_Exercise_
Pick out all lines with the word "Zitronensaft" from the records that follow.
-- -- --
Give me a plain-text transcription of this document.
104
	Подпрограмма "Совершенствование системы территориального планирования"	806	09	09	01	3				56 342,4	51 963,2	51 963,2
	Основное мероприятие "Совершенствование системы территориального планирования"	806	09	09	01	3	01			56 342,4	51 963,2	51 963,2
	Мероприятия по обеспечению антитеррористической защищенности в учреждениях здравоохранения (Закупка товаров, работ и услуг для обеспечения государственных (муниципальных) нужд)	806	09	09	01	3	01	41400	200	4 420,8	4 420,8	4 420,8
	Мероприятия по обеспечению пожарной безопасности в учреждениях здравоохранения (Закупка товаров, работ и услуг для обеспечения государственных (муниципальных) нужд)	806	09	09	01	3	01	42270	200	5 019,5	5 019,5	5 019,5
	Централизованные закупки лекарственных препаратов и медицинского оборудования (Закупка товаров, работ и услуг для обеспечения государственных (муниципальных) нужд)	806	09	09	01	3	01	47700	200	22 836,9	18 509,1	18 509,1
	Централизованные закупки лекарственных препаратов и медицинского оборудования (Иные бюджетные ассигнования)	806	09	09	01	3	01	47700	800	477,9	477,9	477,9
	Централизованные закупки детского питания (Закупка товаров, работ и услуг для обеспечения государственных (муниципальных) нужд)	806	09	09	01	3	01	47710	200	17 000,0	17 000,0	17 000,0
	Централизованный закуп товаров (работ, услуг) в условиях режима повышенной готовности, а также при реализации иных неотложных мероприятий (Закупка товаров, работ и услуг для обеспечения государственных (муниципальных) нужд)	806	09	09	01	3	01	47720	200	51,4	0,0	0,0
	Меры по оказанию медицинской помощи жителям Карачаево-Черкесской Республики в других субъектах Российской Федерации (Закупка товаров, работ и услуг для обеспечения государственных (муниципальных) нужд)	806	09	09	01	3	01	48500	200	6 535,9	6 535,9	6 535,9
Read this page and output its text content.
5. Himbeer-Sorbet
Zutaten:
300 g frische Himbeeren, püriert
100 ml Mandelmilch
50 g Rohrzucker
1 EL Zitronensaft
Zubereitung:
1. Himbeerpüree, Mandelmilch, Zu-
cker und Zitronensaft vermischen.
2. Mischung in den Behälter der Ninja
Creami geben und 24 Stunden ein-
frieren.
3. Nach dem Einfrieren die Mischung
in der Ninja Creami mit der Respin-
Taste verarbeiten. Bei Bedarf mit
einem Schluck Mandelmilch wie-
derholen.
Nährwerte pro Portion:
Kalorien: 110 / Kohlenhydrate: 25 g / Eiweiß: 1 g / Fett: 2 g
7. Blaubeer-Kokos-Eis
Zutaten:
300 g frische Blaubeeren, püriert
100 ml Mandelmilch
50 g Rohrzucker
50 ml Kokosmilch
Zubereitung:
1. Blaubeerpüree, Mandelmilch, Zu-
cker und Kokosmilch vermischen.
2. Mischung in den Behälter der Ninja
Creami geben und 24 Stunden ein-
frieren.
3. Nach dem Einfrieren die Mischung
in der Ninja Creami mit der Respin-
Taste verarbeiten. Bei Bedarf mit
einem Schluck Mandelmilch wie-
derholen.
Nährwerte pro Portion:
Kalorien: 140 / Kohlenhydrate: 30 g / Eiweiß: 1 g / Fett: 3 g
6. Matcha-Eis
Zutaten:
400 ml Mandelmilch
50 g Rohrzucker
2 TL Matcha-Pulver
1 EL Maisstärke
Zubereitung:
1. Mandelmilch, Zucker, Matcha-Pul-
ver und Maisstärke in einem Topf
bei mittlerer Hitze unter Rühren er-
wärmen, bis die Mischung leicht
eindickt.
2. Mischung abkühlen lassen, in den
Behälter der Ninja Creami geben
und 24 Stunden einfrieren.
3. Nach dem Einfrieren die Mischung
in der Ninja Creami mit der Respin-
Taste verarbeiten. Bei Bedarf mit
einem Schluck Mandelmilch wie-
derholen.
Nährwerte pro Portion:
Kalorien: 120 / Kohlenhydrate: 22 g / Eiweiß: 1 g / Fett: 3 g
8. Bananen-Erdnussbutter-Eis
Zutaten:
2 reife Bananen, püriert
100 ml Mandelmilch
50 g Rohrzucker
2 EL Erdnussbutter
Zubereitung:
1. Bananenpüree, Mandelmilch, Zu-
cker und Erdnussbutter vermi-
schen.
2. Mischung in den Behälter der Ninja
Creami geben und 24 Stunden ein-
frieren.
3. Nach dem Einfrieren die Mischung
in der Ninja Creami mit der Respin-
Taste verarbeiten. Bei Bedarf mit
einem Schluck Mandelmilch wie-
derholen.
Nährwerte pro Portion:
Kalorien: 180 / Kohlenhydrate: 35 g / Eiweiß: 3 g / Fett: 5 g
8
-- -- --
_Answer to the exercise_
1 EL Zitronensaft
cker und Zitronensaft vermischen.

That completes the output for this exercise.